### Task to complete
Extract each line from the entries below that has the string "related" in it.

### Information given
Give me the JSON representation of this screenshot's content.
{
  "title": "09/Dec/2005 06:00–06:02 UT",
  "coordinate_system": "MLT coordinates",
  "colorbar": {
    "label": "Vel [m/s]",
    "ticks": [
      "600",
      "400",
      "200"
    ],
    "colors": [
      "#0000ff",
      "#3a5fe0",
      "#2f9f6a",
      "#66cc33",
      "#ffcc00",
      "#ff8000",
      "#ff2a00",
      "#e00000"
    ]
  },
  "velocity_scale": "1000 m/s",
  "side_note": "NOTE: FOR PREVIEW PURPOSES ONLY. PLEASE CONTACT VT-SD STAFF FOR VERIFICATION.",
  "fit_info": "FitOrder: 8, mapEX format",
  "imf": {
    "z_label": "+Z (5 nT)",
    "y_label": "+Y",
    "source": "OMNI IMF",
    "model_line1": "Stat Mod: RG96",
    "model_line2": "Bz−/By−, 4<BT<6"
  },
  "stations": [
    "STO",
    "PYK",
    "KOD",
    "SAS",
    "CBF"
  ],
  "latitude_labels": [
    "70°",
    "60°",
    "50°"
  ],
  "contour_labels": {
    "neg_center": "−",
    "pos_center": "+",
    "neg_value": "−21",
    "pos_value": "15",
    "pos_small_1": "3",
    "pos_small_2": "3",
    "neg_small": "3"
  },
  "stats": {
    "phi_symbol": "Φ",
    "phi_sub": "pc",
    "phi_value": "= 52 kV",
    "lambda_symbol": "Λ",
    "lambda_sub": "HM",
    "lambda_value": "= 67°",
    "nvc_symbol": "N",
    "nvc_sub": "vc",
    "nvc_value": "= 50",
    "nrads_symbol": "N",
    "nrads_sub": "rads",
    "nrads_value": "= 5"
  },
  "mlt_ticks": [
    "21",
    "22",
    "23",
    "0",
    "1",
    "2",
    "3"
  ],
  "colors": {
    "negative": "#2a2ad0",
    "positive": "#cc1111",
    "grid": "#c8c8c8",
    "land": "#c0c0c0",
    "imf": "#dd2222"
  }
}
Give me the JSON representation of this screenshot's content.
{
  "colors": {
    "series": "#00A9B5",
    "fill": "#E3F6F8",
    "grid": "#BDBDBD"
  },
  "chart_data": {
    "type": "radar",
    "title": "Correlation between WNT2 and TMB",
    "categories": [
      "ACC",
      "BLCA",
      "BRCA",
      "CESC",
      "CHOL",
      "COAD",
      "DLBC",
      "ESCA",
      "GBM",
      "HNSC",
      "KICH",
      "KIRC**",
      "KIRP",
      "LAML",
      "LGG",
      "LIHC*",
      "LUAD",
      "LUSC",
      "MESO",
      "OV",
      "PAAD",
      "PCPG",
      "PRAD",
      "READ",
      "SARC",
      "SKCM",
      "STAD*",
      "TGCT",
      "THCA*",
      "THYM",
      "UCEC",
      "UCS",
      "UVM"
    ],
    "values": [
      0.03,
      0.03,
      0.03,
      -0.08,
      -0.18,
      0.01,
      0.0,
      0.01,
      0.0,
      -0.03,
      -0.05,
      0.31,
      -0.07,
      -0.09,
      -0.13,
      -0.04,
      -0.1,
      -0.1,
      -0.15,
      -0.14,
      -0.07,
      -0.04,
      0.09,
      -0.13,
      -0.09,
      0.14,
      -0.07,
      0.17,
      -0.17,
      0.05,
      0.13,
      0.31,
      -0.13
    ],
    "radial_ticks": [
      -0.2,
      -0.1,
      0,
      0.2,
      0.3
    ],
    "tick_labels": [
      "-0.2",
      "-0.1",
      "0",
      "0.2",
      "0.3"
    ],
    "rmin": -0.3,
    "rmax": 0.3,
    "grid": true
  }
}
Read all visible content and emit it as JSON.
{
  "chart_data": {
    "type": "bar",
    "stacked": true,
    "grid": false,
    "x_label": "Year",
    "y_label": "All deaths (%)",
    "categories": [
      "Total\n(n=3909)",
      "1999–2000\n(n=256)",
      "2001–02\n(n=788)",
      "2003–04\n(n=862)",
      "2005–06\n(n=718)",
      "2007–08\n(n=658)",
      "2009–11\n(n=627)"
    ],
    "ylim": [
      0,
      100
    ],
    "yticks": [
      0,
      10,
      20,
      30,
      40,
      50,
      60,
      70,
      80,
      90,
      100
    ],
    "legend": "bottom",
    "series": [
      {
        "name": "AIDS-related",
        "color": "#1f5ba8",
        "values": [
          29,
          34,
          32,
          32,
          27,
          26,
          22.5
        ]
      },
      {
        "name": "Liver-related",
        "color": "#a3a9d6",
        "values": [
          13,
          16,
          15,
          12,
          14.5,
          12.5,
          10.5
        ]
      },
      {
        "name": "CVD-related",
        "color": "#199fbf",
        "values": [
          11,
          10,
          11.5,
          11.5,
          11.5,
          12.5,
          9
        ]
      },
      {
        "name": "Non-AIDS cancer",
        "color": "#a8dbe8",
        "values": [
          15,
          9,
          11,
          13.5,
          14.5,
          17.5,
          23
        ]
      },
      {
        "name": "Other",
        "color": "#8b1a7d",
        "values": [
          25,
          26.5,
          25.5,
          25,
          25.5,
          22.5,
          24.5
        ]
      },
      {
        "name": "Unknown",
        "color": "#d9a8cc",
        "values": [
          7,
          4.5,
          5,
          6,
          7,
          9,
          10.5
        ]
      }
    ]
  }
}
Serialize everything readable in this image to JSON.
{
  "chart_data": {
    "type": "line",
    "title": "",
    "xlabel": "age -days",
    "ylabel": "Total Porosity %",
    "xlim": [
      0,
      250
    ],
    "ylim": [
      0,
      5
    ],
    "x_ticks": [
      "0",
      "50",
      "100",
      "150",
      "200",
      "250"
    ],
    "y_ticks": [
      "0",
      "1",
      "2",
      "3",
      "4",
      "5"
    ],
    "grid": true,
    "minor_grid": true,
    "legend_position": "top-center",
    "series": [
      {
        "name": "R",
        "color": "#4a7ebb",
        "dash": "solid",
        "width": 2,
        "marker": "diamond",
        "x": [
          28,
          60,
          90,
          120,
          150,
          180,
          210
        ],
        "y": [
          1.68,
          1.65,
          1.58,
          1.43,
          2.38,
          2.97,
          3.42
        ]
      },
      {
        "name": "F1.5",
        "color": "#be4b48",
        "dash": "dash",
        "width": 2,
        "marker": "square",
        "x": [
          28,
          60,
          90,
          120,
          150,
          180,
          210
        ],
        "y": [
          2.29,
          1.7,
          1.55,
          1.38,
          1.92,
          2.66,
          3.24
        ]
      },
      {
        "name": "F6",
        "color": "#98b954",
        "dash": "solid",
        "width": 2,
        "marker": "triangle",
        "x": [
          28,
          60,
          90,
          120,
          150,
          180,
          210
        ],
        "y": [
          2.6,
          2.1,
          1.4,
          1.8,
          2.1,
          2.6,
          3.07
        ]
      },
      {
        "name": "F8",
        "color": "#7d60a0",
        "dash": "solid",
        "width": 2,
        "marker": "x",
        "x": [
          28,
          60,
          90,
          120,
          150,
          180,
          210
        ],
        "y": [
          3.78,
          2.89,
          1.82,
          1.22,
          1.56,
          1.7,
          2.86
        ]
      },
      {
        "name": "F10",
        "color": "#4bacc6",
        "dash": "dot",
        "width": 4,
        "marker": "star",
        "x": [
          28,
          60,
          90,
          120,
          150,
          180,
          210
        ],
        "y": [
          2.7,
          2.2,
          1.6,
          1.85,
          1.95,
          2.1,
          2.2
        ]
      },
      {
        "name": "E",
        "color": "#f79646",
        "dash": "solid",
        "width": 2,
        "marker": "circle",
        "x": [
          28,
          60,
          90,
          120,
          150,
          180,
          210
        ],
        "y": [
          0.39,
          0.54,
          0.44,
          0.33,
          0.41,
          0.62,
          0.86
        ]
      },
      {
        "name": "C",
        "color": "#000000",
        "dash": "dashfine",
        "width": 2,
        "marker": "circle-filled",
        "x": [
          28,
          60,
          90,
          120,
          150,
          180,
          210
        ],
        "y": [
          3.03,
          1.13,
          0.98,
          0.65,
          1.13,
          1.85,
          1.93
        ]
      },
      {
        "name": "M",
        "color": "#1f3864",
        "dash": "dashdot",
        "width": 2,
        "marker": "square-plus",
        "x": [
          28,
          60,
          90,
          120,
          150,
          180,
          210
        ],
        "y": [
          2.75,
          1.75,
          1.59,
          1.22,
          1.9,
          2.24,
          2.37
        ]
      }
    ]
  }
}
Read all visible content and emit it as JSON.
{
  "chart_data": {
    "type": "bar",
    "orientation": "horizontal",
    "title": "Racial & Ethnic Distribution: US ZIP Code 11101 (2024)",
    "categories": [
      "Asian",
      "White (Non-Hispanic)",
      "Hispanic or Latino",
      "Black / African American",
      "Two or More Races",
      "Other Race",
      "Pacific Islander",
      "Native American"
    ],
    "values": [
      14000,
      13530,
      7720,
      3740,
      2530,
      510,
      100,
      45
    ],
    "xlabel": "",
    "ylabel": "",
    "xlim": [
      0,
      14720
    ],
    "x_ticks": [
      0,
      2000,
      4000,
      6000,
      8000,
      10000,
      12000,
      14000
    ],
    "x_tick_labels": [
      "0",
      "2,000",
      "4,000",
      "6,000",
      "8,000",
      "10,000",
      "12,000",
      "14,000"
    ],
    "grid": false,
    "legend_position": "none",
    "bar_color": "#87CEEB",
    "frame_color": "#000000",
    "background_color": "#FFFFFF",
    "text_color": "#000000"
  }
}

### Answer
        "name": "AIDS-related",
        "name": "Liver-related",
        "name": "CVD-related",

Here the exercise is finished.